━━━ RECORDS SHOWN ━━━

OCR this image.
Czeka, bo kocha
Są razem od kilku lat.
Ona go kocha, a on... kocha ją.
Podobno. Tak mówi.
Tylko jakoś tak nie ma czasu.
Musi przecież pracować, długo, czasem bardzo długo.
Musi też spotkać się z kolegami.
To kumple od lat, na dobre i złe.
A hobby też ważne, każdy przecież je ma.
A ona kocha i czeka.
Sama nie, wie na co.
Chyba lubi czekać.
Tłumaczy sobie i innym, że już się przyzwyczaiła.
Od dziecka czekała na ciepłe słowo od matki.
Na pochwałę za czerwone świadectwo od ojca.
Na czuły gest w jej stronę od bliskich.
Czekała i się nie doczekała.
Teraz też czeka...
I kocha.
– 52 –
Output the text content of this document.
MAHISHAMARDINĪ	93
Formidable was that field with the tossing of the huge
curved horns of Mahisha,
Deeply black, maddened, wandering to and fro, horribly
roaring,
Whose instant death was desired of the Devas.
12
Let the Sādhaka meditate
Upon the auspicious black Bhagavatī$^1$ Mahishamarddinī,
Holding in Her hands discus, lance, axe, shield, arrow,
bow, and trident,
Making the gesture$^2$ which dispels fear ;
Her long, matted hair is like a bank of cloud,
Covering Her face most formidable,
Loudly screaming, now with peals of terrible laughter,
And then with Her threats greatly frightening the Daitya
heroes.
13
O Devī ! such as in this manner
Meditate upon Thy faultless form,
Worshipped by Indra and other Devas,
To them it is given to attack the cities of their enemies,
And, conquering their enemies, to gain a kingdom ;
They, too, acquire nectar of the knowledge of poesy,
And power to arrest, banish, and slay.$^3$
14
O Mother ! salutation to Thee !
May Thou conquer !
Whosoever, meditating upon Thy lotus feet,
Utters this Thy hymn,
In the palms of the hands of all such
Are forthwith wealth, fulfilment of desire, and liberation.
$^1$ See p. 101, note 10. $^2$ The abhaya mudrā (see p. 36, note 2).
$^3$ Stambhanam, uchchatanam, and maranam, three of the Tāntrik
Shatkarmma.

━━━

THE TASK
Gather and copy every line of the data in which the string "enemies" is found.

FULL ANSWER
To them it is given to attack the cities of their enemies,
And, conquering their enemies, to gain a kingdom ;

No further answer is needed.